───── Extracted records ─────
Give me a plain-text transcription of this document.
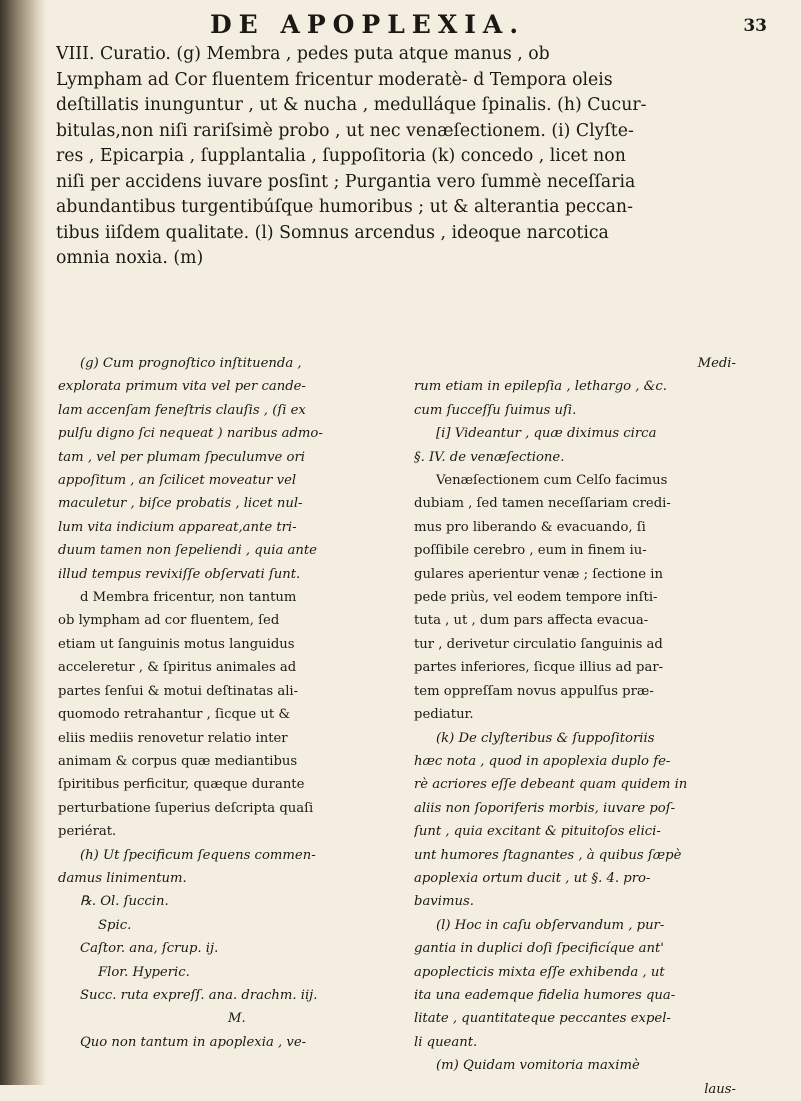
DE APOPLEXIA.	33
VIII. Curatio. (g) Membra , pedes puta atque manus , ob
Lympham ad Cor fluentem fricentur moderatè- d Tempora oleis
deſtillatis inunguntur , ut & nucha , medulláque ſpinalis. (h) Cucur-
bitulas,non niſi rariſsimè probo , ut nec venæſectionem. (i) Clyſte-
res , Epicarpia , ſupplantalia , ſuppoſitoria (k) concedo , licet non
niſi per accidens iuvare posſint ; Purgantia vero ſummè neceſſaria
abundantibus turgentibúſque humoribus ; ut & alterantia peccan-
tibus iiſdem qualitate. (l) Somnus arcendus , ideoque narcotica
omnia noxia. (m)
(g) Cum prognoſtico inſtituenda ,
explorata primum vita vel per cande-
lam accenſam feneſtris clauſis , (ſi ex
pulſu digno ſci nequeat ) naribus admo-
tam , vel per plumam ſpeculumve ori
appoſitum , an ſcilicet moveatur vel
maculetur , biſce probatis , licet nul-
lum vita indicium appareat,ante tri-
duum tamen non ſepeliendi , quia ante
illud tempus revixiſſe obſervati ſunt.
d Membra fricentur, non tantum
ob lympham ad cor fluentem, ſed
etiam ut ſanguinis motus languidus
acceleretur , & ſpiritus animales ad
partes ſenſui & motui deſtinatas ali-
quomodo retrahantur , ſicque ut &
eliis mediis renovetur relatio inter
animam & corpus quæ mediantibus
ſpiritibus perficitur, quæque durante
perturbatione ſuperius deſcripta quaſi
periérat.
(h) Ut ſpecificum ſequens commen-
damus linimentum.
℞. Ol. ſuccin.
Spic.
Caſtor. ana, ſcrup. ij.
Flor. Hyperic.
Succ. ruta expreſſ. ana. drachm. iij.
M.
Quo non tantum in apoplexia , ve-
Medi-
rum etiam in epilepſia , lethargo , &c.
cum ſucceſſu ſuimus uſi.
[i] Videantur , quæ diximus circa
§. IV. de venæſectione.
Venæſectionem cum Celſo facimus
dubiam , ſed tamen neceſſariam credi-
mus pro liberando & evacuando, ſi
poſſibile cerebro , eum in finem iu-
gulares aperientur venæ ; ſectione in
pede priùs, vel eodem tempore inſti-
tuta , ut , dum pars affecta evacua-
tur , derivetur circulatio ſanguinis ad
partes inferiores, ſicque illius ad par-
tem oppreſſam novus appulſus præ-
pediatur.
(k) De clyſteribus & ſuppoſitoriis
hæc nota , quod in apoplexia duplo fe-
rè acriores eſſe debeant quam quidem in
aliis non ſoporiferis morbis, iuvare poſ-
ſunt , quia excitant & pituitoſos elici-
unt humores ſtagnantes , à quibus ſæpè
apoplexia ortum ducit , ut §. 4. pro-
bavimus.
(l) Hoc in caſu obſervandum , pur-
gantia in duplici doſi ſpecificíque ant'
apoplecticis mixta eſſe exhibenda , ut
ita una eademque fidelia humores qua-
litate , quantitateque peccantes expel-
li queant.
(m) Quidam vomitoria maximè
laus-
─────
> Short exercise
Gather from the entries above all lines that include the string "ſicque".

> The solution
quomodo retrahantur , ſicque ut &
partes inferiores, ſicque illius ad par-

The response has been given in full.